Records from a data source
↓↓↓

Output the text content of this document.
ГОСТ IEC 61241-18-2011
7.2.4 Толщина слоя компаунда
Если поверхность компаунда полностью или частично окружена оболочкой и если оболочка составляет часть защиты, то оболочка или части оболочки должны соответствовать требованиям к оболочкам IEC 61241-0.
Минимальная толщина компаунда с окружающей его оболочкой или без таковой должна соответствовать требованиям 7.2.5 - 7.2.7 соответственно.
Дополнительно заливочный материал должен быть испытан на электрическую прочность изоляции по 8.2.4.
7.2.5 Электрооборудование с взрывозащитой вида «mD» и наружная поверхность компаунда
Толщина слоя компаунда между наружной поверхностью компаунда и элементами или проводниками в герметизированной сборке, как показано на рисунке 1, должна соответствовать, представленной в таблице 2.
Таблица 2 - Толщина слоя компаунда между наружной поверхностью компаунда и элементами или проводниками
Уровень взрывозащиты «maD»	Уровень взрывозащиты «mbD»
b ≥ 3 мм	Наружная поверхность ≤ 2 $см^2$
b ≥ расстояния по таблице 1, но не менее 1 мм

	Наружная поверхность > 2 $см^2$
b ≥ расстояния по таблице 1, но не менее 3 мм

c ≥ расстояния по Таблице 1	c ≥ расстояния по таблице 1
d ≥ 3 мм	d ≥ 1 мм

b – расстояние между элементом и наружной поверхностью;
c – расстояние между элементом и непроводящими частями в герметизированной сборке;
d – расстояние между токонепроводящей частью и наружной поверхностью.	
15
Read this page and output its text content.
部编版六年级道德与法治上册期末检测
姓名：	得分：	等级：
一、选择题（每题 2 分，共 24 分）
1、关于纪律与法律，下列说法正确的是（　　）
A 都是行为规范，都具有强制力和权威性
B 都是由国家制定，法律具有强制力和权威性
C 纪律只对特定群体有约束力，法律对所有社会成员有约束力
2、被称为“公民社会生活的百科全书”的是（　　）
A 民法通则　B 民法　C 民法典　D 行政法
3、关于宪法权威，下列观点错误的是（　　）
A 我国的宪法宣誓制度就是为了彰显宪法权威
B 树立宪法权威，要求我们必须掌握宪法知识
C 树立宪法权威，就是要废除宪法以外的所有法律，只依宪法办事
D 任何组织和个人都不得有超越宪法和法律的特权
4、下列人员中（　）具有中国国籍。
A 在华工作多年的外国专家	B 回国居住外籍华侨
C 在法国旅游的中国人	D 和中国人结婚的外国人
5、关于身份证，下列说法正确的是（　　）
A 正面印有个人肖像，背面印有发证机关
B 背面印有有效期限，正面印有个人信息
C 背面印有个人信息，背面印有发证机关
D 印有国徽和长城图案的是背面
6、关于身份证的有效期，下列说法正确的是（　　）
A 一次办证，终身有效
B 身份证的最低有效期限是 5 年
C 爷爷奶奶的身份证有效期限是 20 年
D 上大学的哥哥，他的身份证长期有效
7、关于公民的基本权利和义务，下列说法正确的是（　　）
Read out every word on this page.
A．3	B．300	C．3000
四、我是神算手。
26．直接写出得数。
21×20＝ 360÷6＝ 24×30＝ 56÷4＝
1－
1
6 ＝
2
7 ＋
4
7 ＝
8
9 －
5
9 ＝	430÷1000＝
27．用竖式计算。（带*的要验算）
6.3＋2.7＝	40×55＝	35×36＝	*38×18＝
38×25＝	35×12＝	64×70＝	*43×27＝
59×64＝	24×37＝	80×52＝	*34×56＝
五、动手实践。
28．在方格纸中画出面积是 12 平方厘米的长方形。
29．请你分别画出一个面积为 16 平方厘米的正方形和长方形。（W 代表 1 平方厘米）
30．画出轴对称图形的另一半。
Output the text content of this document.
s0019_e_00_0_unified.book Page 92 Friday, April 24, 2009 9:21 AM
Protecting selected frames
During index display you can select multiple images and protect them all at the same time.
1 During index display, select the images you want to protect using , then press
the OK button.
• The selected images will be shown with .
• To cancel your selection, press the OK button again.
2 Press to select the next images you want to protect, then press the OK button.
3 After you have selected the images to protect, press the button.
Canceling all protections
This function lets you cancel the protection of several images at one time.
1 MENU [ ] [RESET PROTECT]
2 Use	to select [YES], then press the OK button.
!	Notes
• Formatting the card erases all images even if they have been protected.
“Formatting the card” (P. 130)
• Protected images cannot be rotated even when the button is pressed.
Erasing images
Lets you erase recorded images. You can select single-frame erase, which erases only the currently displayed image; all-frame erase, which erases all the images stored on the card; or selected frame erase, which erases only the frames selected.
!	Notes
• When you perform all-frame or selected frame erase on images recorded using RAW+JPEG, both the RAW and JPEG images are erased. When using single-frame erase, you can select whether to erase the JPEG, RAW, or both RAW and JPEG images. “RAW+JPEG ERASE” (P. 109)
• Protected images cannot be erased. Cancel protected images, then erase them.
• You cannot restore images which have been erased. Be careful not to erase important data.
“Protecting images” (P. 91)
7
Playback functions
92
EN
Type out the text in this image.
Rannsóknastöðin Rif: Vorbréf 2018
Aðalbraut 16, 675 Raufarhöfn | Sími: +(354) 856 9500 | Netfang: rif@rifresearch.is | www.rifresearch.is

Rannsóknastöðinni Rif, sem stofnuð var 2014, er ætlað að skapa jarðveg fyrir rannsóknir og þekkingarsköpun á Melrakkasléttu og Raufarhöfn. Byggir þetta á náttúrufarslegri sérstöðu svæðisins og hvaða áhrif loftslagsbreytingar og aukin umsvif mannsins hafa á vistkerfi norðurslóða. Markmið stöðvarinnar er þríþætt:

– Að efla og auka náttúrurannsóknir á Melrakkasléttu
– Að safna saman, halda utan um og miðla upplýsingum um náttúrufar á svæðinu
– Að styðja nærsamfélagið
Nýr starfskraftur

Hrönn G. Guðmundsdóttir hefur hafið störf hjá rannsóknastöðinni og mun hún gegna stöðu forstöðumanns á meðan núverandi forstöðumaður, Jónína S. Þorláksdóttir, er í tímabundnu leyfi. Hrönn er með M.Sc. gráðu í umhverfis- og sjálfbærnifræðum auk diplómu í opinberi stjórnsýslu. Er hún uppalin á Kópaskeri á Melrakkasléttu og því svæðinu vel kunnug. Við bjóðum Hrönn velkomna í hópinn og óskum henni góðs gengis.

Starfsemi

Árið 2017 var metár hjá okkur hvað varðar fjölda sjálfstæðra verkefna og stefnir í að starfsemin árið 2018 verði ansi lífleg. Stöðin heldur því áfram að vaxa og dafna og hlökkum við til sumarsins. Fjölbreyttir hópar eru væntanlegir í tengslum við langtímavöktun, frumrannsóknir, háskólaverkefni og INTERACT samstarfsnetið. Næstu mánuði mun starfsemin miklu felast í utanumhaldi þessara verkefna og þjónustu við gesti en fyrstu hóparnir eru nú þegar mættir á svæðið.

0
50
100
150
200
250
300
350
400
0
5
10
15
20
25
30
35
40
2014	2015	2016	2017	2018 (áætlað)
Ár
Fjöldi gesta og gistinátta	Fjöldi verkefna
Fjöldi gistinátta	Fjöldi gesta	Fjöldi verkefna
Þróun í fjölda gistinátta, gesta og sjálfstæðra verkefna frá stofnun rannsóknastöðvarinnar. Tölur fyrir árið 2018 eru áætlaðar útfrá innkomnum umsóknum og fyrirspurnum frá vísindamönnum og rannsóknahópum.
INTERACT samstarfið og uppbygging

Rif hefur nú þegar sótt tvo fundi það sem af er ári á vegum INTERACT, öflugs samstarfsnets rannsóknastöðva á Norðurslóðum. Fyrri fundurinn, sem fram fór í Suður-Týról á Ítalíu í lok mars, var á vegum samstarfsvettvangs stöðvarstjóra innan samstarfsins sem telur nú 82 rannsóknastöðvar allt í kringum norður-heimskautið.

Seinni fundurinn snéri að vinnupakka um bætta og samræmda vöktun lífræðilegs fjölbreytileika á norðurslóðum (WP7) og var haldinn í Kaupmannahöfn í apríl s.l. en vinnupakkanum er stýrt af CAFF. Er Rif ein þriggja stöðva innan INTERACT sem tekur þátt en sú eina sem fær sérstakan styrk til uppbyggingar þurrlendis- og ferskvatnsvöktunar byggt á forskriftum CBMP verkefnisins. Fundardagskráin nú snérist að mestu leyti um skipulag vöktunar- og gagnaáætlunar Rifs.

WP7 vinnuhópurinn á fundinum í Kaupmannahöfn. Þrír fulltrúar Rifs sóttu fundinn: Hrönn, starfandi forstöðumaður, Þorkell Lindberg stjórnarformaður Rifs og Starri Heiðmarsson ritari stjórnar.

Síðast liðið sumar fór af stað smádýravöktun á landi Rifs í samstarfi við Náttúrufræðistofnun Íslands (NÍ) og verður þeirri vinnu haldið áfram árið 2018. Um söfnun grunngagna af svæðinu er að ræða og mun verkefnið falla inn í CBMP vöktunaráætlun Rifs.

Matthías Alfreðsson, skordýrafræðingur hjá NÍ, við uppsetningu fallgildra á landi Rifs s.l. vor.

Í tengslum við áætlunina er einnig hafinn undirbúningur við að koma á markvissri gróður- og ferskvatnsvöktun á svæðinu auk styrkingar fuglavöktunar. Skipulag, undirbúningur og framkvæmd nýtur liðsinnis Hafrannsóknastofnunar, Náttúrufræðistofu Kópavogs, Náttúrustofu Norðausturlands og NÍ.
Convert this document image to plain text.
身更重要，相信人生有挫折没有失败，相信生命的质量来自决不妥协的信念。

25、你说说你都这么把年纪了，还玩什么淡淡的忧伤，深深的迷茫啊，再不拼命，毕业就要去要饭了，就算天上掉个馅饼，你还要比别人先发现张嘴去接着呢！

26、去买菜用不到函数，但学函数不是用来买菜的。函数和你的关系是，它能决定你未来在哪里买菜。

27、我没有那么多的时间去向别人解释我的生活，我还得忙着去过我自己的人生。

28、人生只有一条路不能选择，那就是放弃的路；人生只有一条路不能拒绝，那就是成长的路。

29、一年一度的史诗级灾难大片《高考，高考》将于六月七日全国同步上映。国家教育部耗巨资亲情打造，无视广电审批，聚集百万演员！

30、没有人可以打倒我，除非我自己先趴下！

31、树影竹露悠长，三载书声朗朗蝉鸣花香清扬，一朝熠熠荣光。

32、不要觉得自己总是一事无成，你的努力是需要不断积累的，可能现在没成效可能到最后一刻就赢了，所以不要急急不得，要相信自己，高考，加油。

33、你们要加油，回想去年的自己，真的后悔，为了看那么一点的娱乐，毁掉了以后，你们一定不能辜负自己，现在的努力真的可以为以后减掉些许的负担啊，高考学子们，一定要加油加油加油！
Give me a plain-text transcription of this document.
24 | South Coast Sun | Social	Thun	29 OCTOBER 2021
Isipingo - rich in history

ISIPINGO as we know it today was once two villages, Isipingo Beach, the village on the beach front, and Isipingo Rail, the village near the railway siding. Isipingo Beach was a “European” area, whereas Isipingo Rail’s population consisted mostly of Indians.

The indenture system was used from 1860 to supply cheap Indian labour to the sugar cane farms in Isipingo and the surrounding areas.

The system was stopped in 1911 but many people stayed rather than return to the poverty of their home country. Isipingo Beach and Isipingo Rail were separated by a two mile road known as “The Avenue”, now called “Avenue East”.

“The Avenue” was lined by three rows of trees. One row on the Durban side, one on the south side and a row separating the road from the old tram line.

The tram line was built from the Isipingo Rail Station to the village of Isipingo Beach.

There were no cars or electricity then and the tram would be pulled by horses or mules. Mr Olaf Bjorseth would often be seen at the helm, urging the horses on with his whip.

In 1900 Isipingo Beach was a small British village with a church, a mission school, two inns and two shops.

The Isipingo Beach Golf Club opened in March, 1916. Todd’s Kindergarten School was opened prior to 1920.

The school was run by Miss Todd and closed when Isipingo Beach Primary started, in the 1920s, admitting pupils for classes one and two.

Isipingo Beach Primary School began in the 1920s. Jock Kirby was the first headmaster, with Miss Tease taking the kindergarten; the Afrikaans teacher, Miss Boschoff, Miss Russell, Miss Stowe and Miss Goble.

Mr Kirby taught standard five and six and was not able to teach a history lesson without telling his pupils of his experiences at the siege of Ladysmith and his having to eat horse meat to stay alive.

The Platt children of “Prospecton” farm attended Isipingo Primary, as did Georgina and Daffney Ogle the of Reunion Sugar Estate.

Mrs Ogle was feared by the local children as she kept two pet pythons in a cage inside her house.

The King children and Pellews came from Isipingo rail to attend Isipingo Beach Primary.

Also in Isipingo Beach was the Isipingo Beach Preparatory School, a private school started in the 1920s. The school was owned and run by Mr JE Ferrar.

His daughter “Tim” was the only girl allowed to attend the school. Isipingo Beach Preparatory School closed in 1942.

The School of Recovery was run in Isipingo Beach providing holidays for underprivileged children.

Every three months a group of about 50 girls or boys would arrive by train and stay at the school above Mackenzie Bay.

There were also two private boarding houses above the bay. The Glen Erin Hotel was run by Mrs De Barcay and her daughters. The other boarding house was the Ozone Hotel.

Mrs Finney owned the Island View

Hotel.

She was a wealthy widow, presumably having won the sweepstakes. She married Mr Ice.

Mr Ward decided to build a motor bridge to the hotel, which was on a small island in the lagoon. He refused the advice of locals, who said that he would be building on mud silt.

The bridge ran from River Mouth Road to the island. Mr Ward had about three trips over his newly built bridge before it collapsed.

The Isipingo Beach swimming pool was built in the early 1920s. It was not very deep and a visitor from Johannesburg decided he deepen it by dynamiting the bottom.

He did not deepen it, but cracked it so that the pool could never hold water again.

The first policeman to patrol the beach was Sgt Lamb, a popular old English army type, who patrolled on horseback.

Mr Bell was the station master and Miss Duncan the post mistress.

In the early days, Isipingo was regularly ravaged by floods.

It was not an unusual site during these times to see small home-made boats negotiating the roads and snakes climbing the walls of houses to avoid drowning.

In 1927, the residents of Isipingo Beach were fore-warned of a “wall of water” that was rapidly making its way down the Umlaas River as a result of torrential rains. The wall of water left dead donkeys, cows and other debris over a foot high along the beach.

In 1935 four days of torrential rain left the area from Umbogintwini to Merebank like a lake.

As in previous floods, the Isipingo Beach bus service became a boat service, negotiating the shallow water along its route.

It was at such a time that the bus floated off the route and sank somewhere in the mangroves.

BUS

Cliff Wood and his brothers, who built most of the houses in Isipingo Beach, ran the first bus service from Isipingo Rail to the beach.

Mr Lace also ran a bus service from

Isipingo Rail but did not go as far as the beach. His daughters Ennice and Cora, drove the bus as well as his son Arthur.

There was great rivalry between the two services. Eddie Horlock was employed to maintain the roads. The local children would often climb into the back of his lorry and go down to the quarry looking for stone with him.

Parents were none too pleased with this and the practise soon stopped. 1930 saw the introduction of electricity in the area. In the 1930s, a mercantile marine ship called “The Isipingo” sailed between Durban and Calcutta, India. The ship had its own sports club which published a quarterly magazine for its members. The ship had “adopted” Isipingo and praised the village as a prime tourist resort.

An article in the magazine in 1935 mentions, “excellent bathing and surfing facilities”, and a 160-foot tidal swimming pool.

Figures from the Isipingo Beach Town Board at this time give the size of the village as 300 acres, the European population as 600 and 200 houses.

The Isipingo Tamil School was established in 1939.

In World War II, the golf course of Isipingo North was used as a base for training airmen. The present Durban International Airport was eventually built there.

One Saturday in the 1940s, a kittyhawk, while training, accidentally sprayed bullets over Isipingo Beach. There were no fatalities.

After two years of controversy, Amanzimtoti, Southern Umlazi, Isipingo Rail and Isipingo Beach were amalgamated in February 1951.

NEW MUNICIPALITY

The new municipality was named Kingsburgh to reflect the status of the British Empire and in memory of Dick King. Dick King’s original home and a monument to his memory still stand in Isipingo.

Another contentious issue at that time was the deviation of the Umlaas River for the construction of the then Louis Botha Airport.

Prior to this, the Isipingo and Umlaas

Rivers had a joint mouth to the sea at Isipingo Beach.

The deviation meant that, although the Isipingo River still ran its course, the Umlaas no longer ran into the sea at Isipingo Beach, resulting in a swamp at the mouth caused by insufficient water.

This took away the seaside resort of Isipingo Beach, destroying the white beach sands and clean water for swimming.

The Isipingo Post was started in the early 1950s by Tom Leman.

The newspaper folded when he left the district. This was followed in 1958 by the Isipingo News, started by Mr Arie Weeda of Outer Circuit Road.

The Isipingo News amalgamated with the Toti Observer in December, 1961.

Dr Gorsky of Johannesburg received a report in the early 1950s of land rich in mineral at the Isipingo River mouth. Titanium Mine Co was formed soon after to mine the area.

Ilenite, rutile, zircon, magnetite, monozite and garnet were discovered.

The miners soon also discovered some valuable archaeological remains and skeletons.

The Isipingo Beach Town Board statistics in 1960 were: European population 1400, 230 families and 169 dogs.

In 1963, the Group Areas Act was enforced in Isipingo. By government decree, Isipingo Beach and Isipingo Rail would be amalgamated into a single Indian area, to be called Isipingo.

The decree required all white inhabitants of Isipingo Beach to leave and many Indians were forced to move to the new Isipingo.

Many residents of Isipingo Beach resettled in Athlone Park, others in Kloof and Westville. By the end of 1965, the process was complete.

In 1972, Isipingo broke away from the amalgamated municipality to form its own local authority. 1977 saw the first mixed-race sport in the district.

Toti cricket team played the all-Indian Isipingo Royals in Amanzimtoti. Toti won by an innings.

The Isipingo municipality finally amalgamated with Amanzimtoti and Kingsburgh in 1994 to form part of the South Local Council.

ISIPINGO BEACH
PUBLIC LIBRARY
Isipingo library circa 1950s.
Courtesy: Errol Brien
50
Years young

↑↑↑

- _DIRECTIONS_:
From the listing above, pick out every line containing "pupils".

- _TASK OUTPUT_:
The school was run by Miss Todd and closed when Isipingo Beach Primary started, in the 1920s, admitting pupils for classes one and two.
Mr Kirby taught standard five and six and was not able to teach a history lesson without telling his pupils of his experiences at the siege of Ladysmith and his having to eat horse meat to stay alive.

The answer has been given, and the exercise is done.